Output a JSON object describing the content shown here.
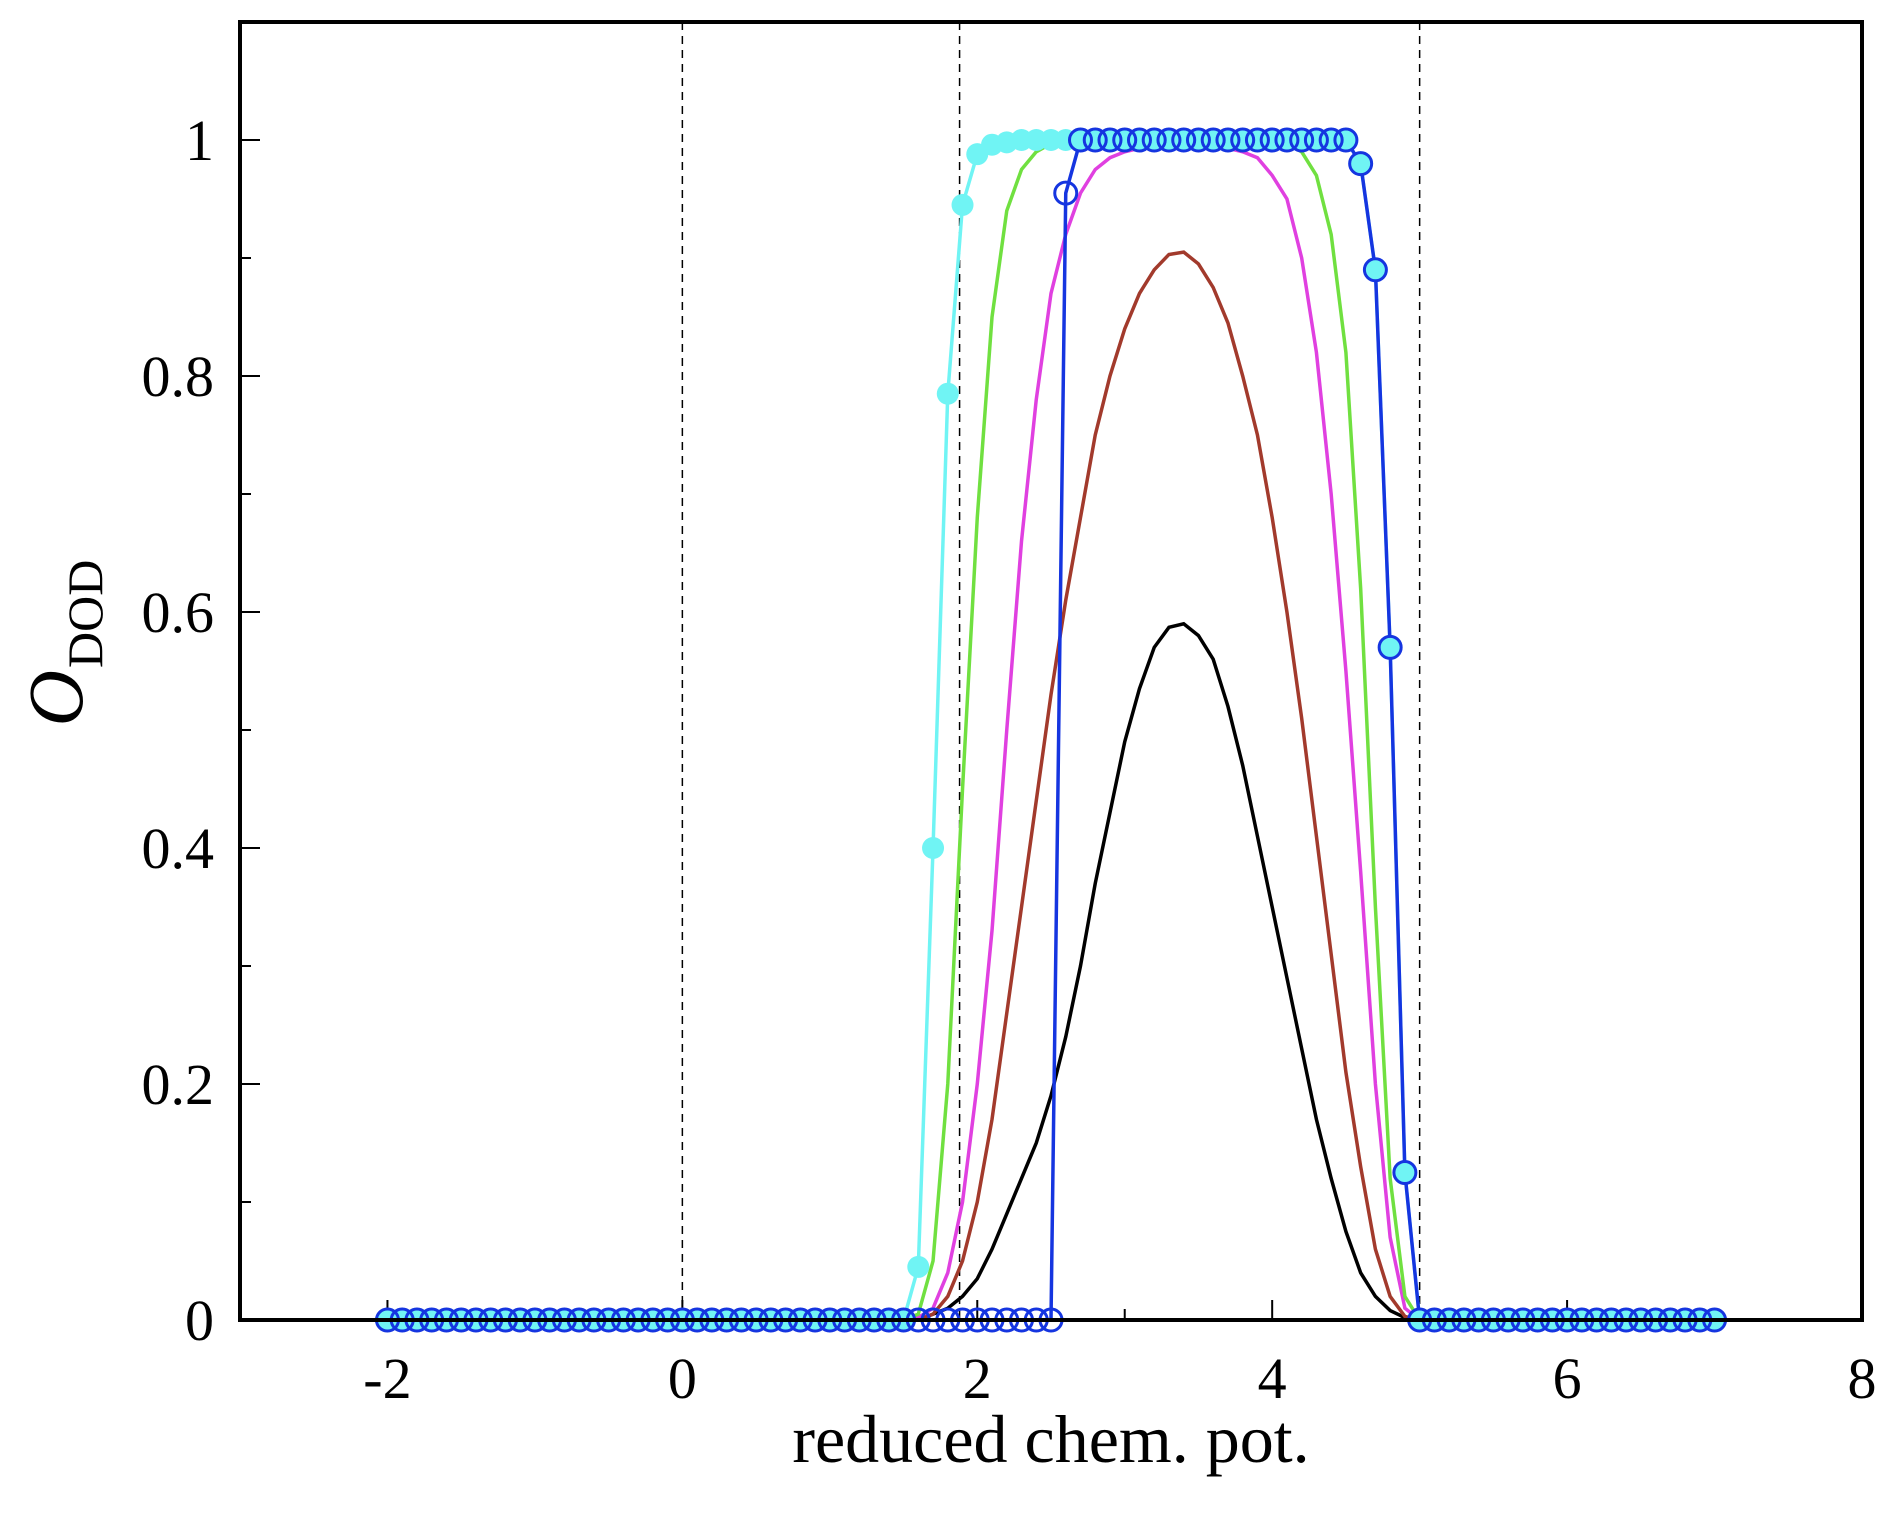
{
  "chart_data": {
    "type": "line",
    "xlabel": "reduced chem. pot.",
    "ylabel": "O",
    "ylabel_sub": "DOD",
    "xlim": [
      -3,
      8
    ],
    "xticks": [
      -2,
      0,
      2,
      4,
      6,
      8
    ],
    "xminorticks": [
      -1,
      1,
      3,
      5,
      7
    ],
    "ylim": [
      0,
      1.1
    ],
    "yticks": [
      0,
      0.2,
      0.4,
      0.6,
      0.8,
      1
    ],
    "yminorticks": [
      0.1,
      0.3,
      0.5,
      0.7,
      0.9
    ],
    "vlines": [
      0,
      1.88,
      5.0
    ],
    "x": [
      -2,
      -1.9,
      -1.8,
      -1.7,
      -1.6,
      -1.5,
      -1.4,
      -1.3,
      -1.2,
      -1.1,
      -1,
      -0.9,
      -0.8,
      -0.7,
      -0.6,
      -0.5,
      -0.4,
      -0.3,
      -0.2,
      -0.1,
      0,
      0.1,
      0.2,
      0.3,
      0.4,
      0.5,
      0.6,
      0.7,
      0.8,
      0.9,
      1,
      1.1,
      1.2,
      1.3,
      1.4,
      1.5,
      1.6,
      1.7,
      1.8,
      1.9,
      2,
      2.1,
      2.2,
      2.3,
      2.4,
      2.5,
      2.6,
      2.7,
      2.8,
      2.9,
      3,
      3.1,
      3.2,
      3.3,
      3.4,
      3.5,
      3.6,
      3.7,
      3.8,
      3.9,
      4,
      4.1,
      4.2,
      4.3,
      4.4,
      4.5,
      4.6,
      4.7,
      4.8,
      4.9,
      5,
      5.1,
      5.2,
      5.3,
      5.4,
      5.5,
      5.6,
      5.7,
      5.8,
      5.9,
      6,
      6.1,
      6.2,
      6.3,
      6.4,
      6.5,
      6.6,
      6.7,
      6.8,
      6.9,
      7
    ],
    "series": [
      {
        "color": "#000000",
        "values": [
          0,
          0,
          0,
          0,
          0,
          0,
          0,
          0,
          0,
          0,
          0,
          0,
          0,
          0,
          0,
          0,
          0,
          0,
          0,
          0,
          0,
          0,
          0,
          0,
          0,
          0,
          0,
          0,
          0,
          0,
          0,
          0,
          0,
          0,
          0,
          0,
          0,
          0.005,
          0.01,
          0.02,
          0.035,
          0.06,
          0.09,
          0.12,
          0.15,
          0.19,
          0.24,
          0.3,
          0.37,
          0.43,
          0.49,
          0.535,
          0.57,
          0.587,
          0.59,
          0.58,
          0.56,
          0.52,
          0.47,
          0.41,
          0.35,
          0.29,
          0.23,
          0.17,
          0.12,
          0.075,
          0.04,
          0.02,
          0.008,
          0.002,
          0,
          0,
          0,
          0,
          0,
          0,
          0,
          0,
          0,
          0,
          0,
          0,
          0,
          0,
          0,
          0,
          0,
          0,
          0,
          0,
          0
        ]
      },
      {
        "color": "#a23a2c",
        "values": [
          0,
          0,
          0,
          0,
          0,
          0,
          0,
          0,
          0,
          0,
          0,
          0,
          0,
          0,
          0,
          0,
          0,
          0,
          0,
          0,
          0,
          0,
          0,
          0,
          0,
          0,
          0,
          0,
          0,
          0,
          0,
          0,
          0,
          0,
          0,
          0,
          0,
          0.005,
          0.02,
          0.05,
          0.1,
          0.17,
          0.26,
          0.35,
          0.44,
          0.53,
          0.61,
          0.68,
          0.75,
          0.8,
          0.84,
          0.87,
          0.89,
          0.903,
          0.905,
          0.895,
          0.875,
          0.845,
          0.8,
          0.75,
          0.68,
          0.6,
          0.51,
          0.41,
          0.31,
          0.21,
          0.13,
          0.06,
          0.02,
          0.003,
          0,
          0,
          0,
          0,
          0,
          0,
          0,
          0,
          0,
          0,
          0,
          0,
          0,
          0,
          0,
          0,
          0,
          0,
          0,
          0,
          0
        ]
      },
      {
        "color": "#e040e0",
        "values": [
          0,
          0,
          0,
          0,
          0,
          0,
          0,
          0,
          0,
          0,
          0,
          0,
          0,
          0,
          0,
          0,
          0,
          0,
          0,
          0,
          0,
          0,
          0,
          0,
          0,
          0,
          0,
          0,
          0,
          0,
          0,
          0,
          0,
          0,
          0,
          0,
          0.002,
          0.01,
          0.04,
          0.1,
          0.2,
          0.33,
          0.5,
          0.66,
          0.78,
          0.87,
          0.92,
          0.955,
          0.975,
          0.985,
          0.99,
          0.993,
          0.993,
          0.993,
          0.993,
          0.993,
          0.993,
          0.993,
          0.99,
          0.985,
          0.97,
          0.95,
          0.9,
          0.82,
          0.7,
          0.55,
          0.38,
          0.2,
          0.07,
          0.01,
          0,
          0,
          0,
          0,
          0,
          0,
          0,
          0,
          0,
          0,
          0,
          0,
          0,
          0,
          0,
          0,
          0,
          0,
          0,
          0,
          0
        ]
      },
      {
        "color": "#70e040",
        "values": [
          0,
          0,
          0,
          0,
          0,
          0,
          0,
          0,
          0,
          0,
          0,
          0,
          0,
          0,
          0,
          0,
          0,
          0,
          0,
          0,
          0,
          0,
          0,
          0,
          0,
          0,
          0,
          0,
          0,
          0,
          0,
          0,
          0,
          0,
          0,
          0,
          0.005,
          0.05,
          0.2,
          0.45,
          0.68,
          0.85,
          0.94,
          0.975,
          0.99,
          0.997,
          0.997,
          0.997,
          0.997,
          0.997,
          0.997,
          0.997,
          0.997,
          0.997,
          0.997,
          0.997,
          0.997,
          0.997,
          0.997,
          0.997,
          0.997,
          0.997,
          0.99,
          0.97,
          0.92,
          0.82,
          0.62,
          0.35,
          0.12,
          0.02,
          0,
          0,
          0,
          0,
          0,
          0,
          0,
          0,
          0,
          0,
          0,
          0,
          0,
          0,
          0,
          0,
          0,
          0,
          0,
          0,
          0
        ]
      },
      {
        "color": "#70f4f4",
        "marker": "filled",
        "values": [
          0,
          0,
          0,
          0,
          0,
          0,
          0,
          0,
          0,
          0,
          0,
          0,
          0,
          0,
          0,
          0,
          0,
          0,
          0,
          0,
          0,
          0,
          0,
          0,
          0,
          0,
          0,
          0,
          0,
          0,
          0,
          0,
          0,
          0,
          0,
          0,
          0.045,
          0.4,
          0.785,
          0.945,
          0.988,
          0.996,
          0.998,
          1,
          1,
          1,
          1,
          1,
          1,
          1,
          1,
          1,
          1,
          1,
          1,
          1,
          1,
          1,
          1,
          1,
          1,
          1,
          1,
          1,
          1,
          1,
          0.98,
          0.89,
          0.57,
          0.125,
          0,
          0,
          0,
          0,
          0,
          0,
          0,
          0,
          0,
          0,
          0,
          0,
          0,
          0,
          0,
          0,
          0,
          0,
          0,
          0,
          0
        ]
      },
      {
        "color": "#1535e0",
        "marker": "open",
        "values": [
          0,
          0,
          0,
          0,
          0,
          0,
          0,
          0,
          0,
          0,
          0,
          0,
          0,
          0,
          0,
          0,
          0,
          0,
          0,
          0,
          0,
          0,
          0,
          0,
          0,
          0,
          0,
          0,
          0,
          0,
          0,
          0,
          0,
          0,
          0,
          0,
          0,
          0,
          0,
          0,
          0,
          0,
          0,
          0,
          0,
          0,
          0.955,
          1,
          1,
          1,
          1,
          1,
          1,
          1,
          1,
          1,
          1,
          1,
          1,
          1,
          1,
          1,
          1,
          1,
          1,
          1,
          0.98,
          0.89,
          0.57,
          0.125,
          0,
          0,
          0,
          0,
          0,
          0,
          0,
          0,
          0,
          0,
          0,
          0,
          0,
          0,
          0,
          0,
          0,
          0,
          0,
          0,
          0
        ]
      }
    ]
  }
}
-- -- --
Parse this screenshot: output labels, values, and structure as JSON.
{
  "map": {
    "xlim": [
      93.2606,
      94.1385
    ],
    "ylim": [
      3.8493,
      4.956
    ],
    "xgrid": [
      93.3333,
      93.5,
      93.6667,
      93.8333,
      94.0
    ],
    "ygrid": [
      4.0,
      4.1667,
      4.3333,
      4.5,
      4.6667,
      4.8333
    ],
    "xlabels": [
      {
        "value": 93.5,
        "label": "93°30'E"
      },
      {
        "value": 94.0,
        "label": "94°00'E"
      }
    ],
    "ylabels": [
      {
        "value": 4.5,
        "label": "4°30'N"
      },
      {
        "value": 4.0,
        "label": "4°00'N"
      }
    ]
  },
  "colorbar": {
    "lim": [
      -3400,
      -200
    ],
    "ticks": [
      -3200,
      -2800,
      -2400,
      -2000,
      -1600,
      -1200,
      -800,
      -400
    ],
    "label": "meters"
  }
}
-- -- --
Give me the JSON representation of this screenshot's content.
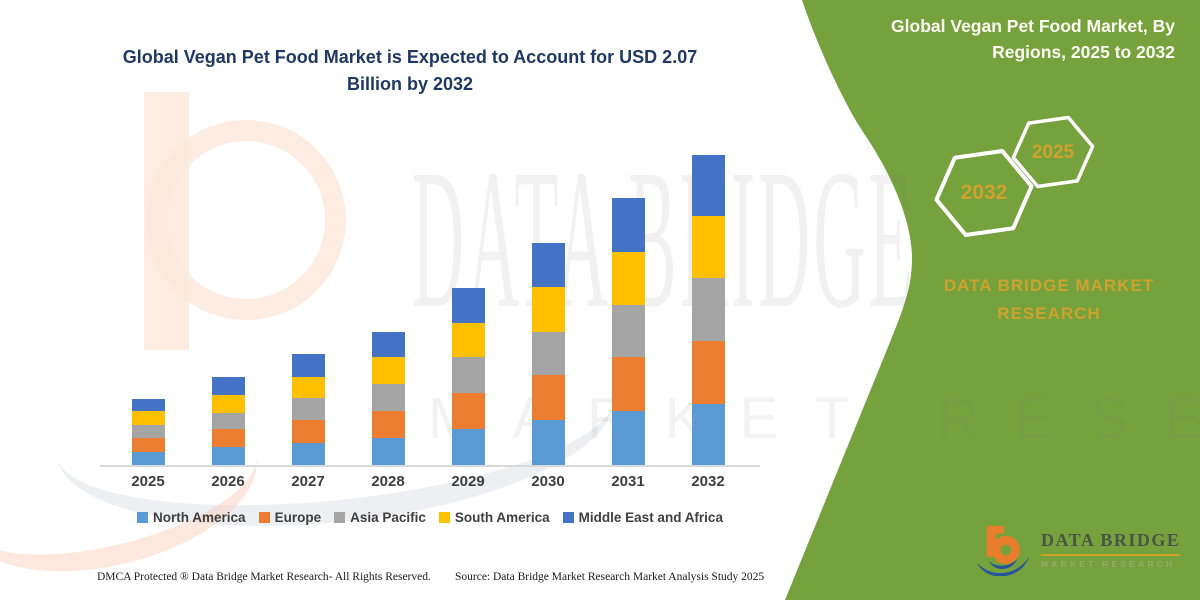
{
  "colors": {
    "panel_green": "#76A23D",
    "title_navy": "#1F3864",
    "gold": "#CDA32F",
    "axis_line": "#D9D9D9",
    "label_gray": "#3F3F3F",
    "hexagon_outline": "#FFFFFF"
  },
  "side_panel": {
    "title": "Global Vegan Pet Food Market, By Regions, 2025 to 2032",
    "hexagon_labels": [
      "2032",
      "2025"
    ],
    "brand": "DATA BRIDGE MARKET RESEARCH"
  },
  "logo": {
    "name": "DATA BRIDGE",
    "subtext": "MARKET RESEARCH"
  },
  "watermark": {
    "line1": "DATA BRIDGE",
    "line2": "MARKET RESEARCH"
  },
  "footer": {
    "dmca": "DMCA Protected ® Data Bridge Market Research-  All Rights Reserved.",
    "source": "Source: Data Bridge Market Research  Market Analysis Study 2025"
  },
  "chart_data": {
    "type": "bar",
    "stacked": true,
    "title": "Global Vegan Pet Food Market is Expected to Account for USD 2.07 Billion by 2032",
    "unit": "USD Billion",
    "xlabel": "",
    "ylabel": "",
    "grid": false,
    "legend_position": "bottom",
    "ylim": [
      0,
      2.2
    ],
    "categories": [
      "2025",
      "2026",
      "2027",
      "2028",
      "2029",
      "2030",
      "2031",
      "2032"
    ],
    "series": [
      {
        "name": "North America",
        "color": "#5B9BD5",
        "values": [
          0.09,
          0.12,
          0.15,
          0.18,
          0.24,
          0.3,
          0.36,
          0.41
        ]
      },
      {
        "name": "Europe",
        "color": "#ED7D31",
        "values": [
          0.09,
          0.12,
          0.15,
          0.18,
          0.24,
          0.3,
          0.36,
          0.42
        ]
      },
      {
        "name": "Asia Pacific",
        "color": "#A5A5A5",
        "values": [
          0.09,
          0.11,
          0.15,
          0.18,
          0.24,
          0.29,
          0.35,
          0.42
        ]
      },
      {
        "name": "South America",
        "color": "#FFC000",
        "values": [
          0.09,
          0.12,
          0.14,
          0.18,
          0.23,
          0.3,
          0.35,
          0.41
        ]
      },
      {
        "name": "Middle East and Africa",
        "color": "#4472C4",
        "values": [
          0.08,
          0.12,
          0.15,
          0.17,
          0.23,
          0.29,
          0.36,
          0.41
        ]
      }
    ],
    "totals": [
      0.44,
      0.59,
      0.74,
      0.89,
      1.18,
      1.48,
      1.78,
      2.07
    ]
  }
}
-- -- --
Your task is to gather all lines from the entries above that hold the word "Global".

Task output:
    "title": "Global Vegan Pet Food Market, By Regions, 2025 to 2032",
    "title": "Global Vegan Pet Food Market is Expected to Account for USD 2.07 Billion by 2032",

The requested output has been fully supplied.